(Extracted data entries)
--------------------

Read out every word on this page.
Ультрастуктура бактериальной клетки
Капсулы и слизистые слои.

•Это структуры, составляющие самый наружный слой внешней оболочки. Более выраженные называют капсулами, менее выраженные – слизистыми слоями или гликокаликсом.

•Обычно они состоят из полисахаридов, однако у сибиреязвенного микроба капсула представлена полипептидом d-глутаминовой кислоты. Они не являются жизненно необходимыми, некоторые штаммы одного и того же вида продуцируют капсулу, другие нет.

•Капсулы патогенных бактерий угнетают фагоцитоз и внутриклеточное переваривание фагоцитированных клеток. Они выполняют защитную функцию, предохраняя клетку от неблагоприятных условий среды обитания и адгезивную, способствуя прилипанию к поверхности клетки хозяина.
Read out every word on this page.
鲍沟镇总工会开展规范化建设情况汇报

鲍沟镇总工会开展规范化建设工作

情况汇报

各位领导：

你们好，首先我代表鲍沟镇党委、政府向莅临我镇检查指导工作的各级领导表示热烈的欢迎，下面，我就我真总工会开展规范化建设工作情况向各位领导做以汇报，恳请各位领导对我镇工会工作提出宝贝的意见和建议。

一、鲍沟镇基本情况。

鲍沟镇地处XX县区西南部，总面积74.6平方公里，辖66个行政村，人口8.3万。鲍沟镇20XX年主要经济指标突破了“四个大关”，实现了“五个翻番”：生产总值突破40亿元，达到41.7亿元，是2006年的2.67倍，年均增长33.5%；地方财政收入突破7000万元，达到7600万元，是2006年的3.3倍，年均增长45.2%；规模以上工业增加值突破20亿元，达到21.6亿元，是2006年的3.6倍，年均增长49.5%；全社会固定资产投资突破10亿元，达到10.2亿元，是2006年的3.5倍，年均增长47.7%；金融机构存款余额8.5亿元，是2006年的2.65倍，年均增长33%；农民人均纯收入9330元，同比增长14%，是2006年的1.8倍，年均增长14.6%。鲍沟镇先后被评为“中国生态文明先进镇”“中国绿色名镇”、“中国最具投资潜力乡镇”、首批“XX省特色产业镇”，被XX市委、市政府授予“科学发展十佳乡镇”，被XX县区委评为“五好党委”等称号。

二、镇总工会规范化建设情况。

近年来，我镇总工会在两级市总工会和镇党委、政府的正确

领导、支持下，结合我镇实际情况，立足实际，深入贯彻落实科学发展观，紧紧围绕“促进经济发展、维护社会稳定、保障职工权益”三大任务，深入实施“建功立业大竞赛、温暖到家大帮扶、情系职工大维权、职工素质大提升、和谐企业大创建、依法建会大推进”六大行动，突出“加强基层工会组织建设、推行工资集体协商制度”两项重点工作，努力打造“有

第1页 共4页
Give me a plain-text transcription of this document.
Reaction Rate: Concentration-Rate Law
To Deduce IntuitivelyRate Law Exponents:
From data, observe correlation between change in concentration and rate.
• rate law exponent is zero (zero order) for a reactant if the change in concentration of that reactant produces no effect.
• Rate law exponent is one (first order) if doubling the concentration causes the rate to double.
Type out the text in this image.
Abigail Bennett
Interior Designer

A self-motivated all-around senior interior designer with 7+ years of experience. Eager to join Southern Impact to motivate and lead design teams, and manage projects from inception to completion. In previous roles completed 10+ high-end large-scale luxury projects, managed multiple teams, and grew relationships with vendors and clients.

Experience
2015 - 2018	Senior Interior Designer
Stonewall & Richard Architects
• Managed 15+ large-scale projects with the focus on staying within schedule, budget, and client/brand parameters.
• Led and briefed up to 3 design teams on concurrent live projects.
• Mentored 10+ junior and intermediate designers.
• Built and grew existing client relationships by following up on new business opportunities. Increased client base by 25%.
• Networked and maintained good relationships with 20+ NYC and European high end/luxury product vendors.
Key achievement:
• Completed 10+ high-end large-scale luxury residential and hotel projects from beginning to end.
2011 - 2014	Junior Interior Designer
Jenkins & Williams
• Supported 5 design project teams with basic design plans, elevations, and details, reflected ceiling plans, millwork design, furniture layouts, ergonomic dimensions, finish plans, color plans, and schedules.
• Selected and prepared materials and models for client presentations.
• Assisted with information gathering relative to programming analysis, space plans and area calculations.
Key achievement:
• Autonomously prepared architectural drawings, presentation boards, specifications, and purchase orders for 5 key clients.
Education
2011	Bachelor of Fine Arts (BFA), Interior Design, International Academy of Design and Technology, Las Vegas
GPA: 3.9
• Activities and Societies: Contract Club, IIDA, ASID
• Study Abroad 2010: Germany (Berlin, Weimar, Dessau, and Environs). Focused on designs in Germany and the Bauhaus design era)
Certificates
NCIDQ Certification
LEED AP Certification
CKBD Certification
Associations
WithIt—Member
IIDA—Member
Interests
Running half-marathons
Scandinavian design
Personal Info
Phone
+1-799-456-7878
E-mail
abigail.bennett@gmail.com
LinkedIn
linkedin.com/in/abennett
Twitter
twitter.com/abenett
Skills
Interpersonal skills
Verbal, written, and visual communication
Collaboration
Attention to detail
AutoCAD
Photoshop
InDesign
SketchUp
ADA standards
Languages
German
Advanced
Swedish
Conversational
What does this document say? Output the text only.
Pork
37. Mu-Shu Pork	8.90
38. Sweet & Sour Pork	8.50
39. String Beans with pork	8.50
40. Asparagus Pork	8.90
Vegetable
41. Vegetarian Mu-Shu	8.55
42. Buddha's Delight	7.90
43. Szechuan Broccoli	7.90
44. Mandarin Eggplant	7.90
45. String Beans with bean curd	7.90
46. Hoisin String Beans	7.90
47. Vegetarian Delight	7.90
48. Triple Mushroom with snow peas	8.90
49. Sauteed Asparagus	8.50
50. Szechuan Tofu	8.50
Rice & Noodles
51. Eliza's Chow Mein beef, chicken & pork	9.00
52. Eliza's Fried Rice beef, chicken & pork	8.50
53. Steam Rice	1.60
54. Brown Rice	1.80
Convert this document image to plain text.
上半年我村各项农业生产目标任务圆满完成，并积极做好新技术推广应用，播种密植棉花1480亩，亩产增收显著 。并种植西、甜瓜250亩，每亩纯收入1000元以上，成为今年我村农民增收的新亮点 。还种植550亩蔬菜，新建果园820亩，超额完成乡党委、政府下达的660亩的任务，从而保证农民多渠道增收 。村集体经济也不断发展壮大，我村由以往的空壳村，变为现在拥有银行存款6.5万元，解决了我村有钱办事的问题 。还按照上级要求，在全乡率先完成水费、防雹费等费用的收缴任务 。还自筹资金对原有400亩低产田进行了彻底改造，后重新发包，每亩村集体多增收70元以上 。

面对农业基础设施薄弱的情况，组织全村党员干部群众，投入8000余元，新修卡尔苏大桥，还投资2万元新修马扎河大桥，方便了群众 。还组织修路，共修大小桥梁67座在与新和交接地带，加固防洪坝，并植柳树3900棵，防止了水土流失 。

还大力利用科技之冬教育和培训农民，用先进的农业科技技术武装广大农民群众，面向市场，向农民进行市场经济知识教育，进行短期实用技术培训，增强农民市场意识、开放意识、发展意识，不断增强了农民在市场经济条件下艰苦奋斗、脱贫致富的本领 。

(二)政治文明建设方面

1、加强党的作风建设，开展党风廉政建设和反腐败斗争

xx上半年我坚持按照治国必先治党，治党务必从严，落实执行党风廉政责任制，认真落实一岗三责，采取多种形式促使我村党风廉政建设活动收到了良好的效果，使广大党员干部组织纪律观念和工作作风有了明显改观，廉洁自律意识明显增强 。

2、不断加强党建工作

--------------------

* **Exercise aim**: Each record above should be repeated exactly as it appears.

* **Result**:
Read out every word on this page.
Ультрастуктура бактериальной клетки
Капсулы и слизистые слои.

•Это структуры, составляющие самый наружный слой внешней оболочки. Более выраженные называют капсулами, менее выраженные – слизистыми слоями или гликокаликсом.

•Обычно они состоят из полисахаридов, однако у сибиреязвенного микроба капсула представлена полипептидом d-глутаминовой кислоты. Они не являются жизненно необходимыми, некоторые штаммы одного и того же вида продуцируют капсулу, другие нет.

•Капсулы патогенных бактерий угнетают фагоцитоз и внутриклеточное переваривание фагоцитированных клеток. Они выполняют защитную функцию, предохраняя клетку от неблагоприятных условий среды обитания и адгезивную, способствуя прилипанию к поверхности клетки хозяина.
Read out every word on this page.
鲍沟镇总工会开展规范化建设情况汇报

鲍沟镇总工会开展规范化建设工作

情况汇报

各位领导：

你们好，首先我代表鲍沟镇党委、政府向莅临我镇检查指导工作的各级领导表示热烈的欢迎，下面，我就我真总工会开展规范化建设工作情况向各位领导做以汇报，恳请各位领导对我镇工会工作提出宝贝的意见和建议。

一、鲍沟镇基本情况。

鲍沟镇地处XX县区西南部，总面积74.6平方公里，辖66个行政村，人口8.3万。鲍沟镇20XX年主要经济指标突破了“四个大关”，实现了“五个翻番”：生产总值突破40亿元，达到41.7亿元，是2006年的2.67倍，年均增长33.5%；地方财政收入突破7000万元，达到7600万元，是2006年的3.3倍，年均增长45.2%；规模以上工业增加值突破20亿元，达到21.6亿元，是2006年的3.6倍，年均增长49.5%；全社会固定资产投资突破10亿元，达到10.2亿元，是2006年的3.5倍，年均增长47.7%；金融机构存款余额8.5亿元，是2006年的2.65倍，年均增长33%；农民人均纯收入9330元，同比增长14%，是2006年的1.8倍，年均增长14.6%。鲍沟镇先后被评为“中国生态文明先进镇”“中国绿色名镇”、“中国最具投资潜力乡镇”、首批“XX省特色产业镇”，被XX市委、市政府授予“科学发展十佳乡镇”，被XX县区委评为“五好党委”等称号。

二、镇总工会规范化建设情况。

近年来，我镇总工会在两级市总工会和镇党委、政府的正确

领导、支持下，结合我镇实际情况，立足实际，深入贯彻落实科学发展观，紧紧围绕“促进经济发展、维护社会稳定、保障职工权益”三大任务，深入实施“建功立业大竞赛、温暖到家大帮扶、情系职工大维权、职工素质大提升、和谐企业大创建、依法建会大推进”六大行动，突出“加强基层工会组织建设、推行工资集体协商制度”两项重点工作，努力打造“有

第1页 共4页
Give me a plain-text transcription of this document.
Reaction Rate: Concentration-Rate Law
To Deduce IntuitivelyRate Law Exponents:
From data, observe correlation between change in concentration and rate.
• rate law exponent is zero (zero order) for a reactant if the change in concentration of that reactant produces no effect.
• Rate law exponent is one (first order) if doubling the concentration causes the rate to double.
Type out the text in this image.
Abigail Bennett
Interior Designer

A self-motivated all-around senior interior designer with 7+ years of experience. Eager to join Southern Impact to motivate and lead design teams, and manage projects from inception to completion. In previous roles completed 10+ high-end large-scale luxury projects, managed multiple teams, and grew relationships with vendors and clients.

Experience
2015 - 2018	Senior Interior Designer
Stonewall & Richard Architects
• Managed 15+ large-scale projects with the focus on staying within schedule, budget, and client/brand parameters.
• Led and briefed up to 3 design teams on concurrent live projects.
• Mentored 10+ junior and intermediate designers.
• Built and grew existing client relationships by following up on new business opportunities. Increased client base by 25%.
• Networked and maintained good relationships with 20+ NYC and European high end/luxury product vendors.
Key achievement:
• Completed 10+ high-end large-scale luxury residential and hotel projects from beginning to end.
2011 - 2014	Junior Interior Designer
Jenkins & Williams
• Supported 5 design project teams with basic design plans, elevations, and details, reflected ceiling plans, millwork design, furniture layouts, ergonomic dimensions, finish plans, color plans, and schedules.
• Selected and prepared materials and models for client presentations.
• Assisted with information gathering relative to programming analysis, space plans and area calculations.
Key achievement:
• Autonomously prepared architectural drawings, presentation boards, specifications, and purchase orders for 5 key clients.
Education
2011	Bachelor of Fine Arts (BFA), Interior Design, International Academy of Design and Technology, Las Vegas
GPA: 3.9
• Activities and Societies: Contract Club, IIDA, ASID
• Study Abroad 2010: Germany (Berlin, Weimar, Dessau, and Environs). Focused on designs in Germany and the Bauhaus design era)
Certificates
NCIDQ Certification
LEED AP Certification
CKBD Certification
Associations
WithIt—Member
IIDA—Member
Interests
Running half-marathons
Scandinavian design
Personal Info
Phone
+1-799-456-7878
E-mail
abigail.bennett@gmail.com
LinkedIn
linkedin.com/in/abennett
Twitter
twitter.com/abenett
Skills
Interpersonal skills
Verbal, written, and visual communication
Collaboration
Attention to detail
AutoCAD
Photoshop
InDesign
SketchUp
ADA standards
Languages
German
Advanced
Swedish
Conversational
What does this document say? Output the text only.
Pork
37. Mu-Shu Pork	8.90
38. Sweet & Sour Pork	8.50
39. String Beans with pork	8.50
40. Asparagus Pork	8.90
Vegetable
41. Vegetarian Mu-Shu	8.55
42. Buddha's Delight	7.90
43. Szechuan Broccoli	7.90
44. Mandarin Eggplant	7.90
45. String Beans with bean curd	7.90
46. Hoisin String Beans	7.90
47. Vegetarian Delight	7.90
48. Triple Mushroom with snow peas	8.90
49. Sauteed Asparagus	8.50
50. Szechuan Tofu	8.50
Rice & Noodles
51. Eliza's Chow Mein beef, chicken & pork	9.00
52. Eliza's Fried Rice beef, chicken & pork	8.50
53. Steam Rice	1.60
54. Brown Rice	1.80
Convert this document image to plain text.
上半年我村各项农业生产目标任务圆满完成，并积极做好新技术推广应用，播种密植棉花1480亩，亩产增收显著 。并种植西、甜瓜250亩，每亩纯收入1000元以上，成为今年我村农民增收的新亮点 。还种植550亩蔬菜，新建果园820亩，超额完成乡党委、政府下达的660亩的任务，从而保证农民多渠道增收 。村集体经济也不断发展壮大，我村由以往的空壳村，变为现在拥有银行存款6.5万元，解决了我村有钱办事的问题 。还按照上级要求，在全乡率先完成水费、防雹费等费用的收缴任务 。还自筹资金对原有400亩低产田进行了彻底改造，后重新发包，每亩村集体多增收70元以上 。

面对农业基础设施薄弱的情况，组织全村党员干部群众，投入8000余元，新修卡尔苏大桥，还投资2万元新修马扎河大桥，方便了群众 。还组织修路，共修大小桥梁67座在与新和交接地带，加固防洪坝，并植柳树3900棵，防止了水土流失 。

还大力利用科技之冬教育和培训农民，用先进的农业科技技术武装广大农民群众，面向市场，向农民进行市场经济知识教育，进行短期实用技术培训，增强农民市场意识、开放意识、发展意识，不断增强了农民在市场经济条件下艰苦奋斗、脱贫致富的本领 。

(二)政治文明建设方面

1、加强党的作风建设，开展党风廉政建设和反腐败斗争

xx上半年我坚持按照治国必先治党，治党务必从严，落实执行党风廉政责任制，认真落实一岗三责，采取多种形式促使我村党风廉政建设活动收到了良好的效果，使广大党员干部组织纪律观念和工作作风有了明显改观，廉洁自律意识明显增强 。

2、不断加强党建工作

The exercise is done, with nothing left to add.